* [THE TASK]: Find the string "zvolena" in the data, then copy every line where it is found.

* [GIVEN RECORDS]:
◆ ◆ ◆ ◆
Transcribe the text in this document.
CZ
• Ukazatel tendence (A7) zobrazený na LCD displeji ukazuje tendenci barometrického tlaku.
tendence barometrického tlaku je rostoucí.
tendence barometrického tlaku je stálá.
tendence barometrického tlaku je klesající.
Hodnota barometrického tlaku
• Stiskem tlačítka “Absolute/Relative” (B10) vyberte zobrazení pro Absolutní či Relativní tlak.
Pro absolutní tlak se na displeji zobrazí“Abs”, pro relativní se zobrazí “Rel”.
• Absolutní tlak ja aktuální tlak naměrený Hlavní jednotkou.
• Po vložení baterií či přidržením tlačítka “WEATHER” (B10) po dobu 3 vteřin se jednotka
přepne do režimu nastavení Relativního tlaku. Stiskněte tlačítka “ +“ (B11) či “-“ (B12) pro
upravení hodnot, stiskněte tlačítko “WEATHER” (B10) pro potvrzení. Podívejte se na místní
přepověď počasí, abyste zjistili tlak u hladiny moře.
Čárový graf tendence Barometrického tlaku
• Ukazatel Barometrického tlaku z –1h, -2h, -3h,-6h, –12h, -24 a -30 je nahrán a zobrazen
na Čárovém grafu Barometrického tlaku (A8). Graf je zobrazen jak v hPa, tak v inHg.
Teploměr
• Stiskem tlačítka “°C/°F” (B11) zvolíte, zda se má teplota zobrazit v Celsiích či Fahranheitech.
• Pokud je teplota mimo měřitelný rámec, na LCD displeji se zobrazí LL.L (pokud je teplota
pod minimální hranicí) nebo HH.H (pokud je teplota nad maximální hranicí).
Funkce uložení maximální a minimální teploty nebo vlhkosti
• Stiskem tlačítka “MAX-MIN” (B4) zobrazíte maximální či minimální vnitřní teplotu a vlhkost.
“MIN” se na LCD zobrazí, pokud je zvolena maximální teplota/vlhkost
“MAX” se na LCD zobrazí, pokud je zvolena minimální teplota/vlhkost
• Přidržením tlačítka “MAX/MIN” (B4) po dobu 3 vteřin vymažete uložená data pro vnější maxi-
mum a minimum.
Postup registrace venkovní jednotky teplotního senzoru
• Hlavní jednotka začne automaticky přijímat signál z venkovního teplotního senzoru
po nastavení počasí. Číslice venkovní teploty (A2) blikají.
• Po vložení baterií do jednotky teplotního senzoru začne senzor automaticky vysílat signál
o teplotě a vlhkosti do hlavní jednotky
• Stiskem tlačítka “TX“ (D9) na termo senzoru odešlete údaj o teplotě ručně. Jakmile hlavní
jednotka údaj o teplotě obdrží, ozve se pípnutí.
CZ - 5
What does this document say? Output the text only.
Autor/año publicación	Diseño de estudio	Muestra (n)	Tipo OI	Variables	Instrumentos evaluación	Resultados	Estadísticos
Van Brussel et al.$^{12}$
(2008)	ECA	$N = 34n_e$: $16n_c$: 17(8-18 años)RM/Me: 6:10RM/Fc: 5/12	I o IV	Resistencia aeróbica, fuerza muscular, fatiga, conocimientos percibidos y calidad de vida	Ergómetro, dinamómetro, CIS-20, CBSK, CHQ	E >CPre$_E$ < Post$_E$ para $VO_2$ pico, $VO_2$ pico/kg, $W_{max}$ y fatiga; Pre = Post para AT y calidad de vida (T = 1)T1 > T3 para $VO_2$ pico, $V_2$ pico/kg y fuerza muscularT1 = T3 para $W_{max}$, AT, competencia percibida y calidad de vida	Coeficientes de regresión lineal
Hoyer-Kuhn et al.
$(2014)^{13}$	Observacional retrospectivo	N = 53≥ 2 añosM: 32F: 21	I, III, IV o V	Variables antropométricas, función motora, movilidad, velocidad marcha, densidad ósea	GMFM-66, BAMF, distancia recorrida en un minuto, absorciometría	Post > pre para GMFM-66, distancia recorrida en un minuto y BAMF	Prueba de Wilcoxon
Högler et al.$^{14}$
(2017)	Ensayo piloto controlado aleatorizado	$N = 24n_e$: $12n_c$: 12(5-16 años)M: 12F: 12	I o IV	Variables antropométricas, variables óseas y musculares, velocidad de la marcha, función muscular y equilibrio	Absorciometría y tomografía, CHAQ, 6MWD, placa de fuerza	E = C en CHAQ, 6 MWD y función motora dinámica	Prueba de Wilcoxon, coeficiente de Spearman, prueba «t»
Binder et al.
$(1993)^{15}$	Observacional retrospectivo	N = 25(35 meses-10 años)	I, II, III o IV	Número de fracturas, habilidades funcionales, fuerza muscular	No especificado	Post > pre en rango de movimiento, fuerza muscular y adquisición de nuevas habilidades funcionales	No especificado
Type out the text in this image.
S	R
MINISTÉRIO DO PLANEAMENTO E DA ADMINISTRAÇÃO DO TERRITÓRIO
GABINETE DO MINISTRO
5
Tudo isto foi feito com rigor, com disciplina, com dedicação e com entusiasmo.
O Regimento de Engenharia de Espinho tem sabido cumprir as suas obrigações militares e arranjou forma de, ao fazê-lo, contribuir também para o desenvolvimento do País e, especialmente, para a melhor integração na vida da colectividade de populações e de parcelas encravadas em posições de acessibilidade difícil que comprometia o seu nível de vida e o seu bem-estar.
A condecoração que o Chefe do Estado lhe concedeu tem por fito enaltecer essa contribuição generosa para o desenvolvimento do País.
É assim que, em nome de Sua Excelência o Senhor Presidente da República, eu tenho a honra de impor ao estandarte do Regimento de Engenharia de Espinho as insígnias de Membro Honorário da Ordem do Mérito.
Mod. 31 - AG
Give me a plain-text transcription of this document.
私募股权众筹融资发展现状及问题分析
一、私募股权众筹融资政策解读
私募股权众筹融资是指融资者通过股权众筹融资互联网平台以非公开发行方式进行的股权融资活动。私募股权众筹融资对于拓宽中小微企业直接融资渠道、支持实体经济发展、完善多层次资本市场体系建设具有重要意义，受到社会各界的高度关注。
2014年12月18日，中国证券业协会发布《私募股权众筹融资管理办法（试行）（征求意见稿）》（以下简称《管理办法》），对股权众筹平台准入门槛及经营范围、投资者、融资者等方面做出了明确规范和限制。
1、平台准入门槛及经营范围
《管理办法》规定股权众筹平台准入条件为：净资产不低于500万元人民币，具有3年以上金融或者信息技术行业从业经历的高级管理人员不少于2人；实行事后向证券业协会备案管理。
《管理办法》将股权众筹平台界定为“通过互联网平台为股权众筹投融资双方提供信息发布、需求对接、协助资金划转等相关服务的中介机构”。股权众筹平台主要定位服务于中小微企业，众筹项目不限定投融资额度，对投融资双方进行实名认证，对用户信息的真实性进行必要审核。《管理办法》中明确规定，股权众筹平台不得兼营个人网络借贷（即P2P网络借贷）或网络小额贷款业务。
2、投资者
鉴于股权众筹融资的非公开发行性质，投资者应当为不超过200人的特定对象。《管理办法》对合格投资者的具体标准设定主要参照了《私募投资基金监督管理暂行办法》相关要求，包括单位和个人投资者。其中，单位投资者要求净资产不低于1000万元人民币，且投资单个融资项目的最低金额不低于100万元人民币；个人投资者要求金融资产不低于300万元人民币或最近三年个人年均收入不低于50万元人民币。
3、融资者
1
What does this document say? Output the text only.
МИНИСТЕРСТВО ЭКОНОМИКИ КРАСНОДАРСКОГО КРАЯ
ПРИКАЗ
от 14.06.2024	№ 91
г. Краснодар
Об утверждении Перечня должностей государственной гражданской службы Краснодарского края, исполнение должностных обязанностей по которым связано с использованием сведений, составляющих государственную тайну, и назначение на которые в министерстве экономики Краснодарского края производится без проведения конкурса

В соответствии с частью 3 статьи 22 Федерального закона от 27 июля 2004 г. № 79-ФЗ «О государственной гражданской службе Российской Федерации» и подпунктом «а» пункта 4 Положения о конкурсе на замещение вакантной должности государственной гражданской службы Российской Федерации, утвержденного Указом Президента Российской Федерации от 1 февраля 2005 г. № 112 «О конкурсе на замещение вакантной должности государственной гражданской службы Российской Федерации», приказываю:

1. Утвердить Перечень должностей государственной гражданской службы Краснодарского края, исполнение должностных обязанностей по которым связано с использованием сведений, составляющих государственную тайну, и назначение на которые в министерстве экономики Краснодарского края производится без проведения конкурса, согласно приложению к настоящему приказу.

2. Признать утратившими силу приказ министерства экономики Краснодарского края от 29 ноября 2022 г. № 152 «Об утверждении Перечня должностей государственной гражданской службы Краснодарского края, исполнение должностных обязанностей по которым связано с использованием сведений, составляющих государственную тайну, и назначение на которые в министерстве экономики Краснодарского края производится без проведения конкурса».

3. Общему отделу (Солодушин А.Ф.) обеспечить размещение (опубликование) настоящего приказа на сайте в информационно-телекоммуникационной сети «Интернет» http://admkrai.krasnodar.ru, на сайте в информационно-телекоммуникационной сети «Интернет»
◆ ◆ ◆ ◆
* [EXERCISE SOLUTION]:
“MIN” se na LCD zobrazí, pokud je zvolena maximální teplota/vlhkost
“MAX” se na LCD zobrazí, pokud je zvolena minimální teplota/vlhkost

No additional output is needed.